---- EXERCISE MATERIAL
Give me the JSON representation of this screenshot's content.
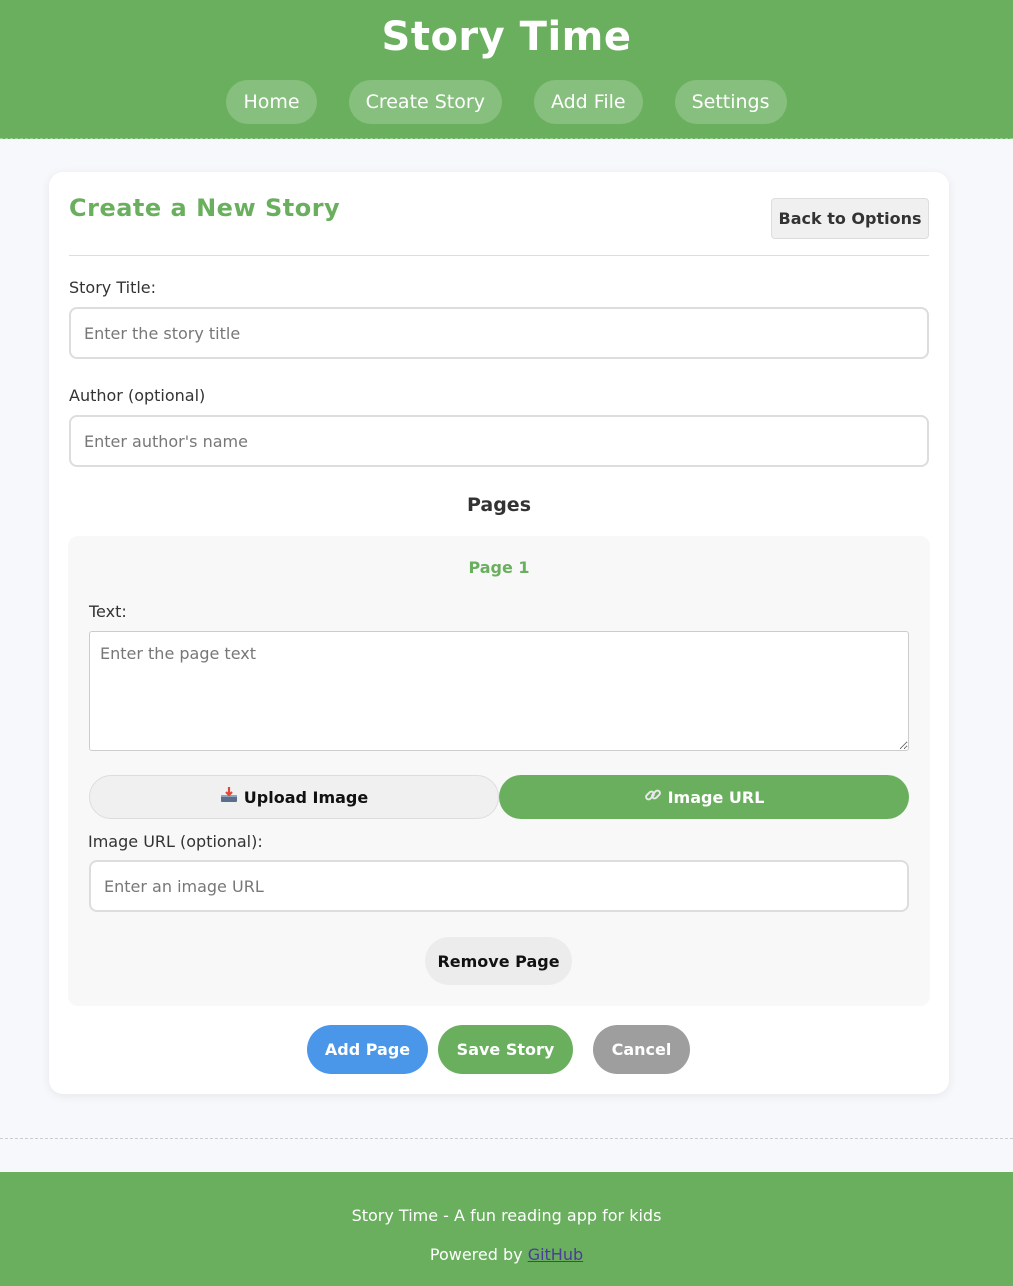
{
  "header": {
    "title": "Story Time",
    "nav": [
      {
        "label": "Home"
      },
      {
        "label": "Create Story"
      },
      {
        "label": "Add File"
      },
      {
        "label": "Settings"
      }
    ]
  },
  "form": {
    "heading": "Create a New Story",
    "back_label": "Back to Options",
    "title_label": "Story Title:",
    "title_placeholder": "Enter the story title",
    "author_label": "Author (optional)",
    "author_placeholder": "Enter author's name",
    "pages_heading": "Pages",
    "page": {
      "title": "Page 1",
      "text_label": "Text:",
      "text_placeholder": "Enter the page text",
      "upload_label": "Upload Image",
      "upload_icon": "inbox-tray-icon",
      "url_label": "Image URL",
      "url_icon": "link-icon",
      "image_url_label": "Image URL (optional):",
      "image_url_placeholder": "Enter an image URL",
      "remove_label": "Remove Page"
    },
    "add_page_label": "Add Page",
    "save_label": "Save Story",
    "cancel_label": "Cancel"
  },
  "footer": {
    "tagline": "Story Time - A fun reading app for kids",
    "powered_prefix": "Powered by",
    "powered_link": "GitHub"
  },
  "colors": {
    "brand_green": "#6aaf5e",
    "add_blue": "#4a97ea",
    "cancel_gray": "#9e9e9e"
  }
}
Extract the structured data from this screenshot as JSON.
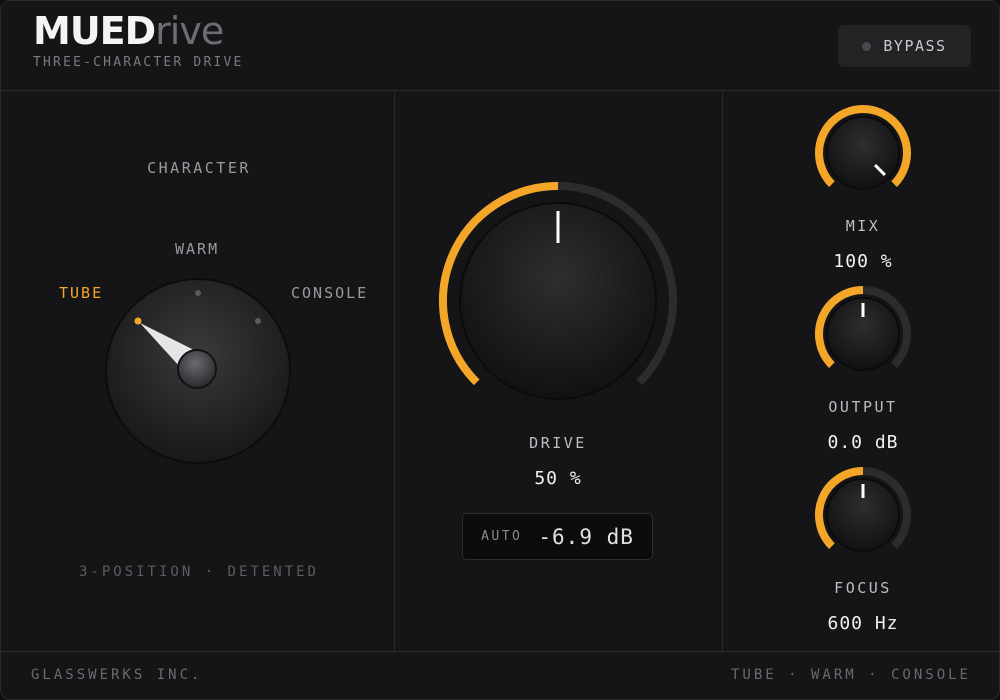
{
  "header": {
    "logo_bold": "MUED",
    "logo_light": "rive",
    "subtitle": "THREE-CHARACTER DRIVE",
    "bypass_label": "BYPASS"
  },
  "character": {
    "title": "CHARACTER",
    "positions": [
      "TUBE",
      "WARM",
      "CONSOLE"
    ],
    "selected": "TUBE",
    "footnote": "3-POSITION · DETENTED"
  },
  "drive": {
    "label": "DRIVE",
    "value": "50 %",
    "level": 0.5,
    "auto_label": "AUTO",
    "auto_value": "-6.9 dB"
  },
  "mix": {
    "label": "MIX",
    "value": "100 %",
    "level": 1.0
  },
  "output": {
    "label": "OUTPUT",
    "value": "0.0 dB",
    "level": 0.5
  },
  "focus": {
    "label": "FOCUS",
    "value": "600 Hz",
    "level": 0.5
  },
  "footer": {
    "brand": "GLASSWERKS INC.",
    "modes": "TUBE · WARM · CONSOLE"
  },
  "colors": {
    "accent": "#f4a629",
    "track": "#2c2c2f",
    "panel": "#151517"
  }
}
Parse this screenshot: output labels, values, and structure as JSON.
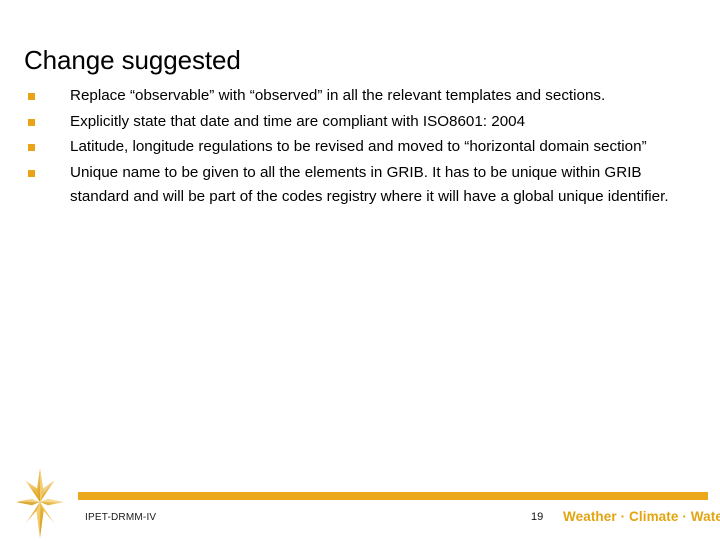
{
  "slide": {
    "title": "Change suggested",
    "background_color": "#ffffff",
    "accent_color": "#E8A317",
    "bar_color": "#ECA81B",
    "bullets": [
      {
        "marker": "square-bullet",
        "text": "Replace “observable” with “observed” in all the relevant templates and sections."
      },
      {
        "marker": "square-bullet",
        "text": "Explicitly state that date and time are compliant with ISO8601: 2004"
      },
      {
        "marker": "square-bullet",
        "text": "Latitude, longitude regulations to be revised and moved to “horizontal domain section”"
      },
      {
        "marker": "square-bullet",
        "text": "Unique name to be given to all the elements in GRIB. It has to be unique within GRIB standard and will be part of the codes registry where it will have a global unique identifier."
      }
    ]
  },
  "footer": {
    "logo_icon": "compass-rose-icon",
    "left_label": "IPET-DRMM-IV",
    "page_number": "19",
    "tagline": "Weather · Climate · Water",
    "tagline_color": "#E3A410"
  }
}
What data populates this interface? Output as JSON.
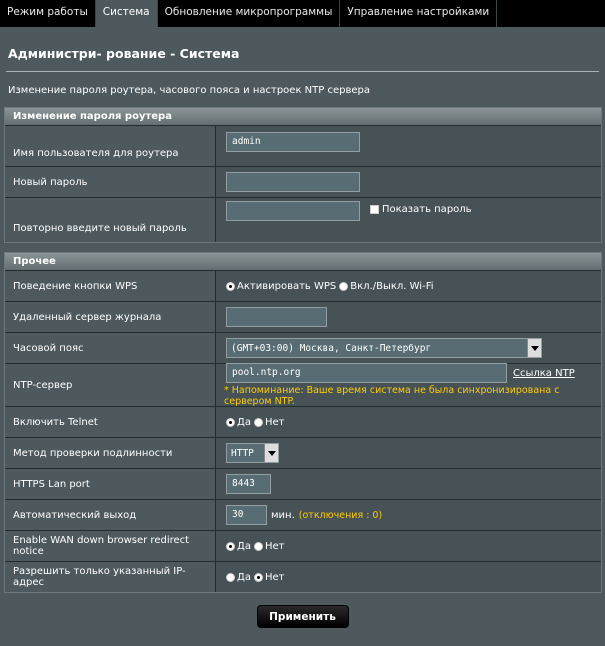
--------
* _TASK OBJECTIVE_
Scan the lines for the string "screenshot". Copy out each line that matches.

* _COMPLETED TASK_
Give me the JSON representation of this screenshot's content.
Extract the structured data from this screenshot as JSON.
Parse this screenshot: output labels, values, and structure as JSON.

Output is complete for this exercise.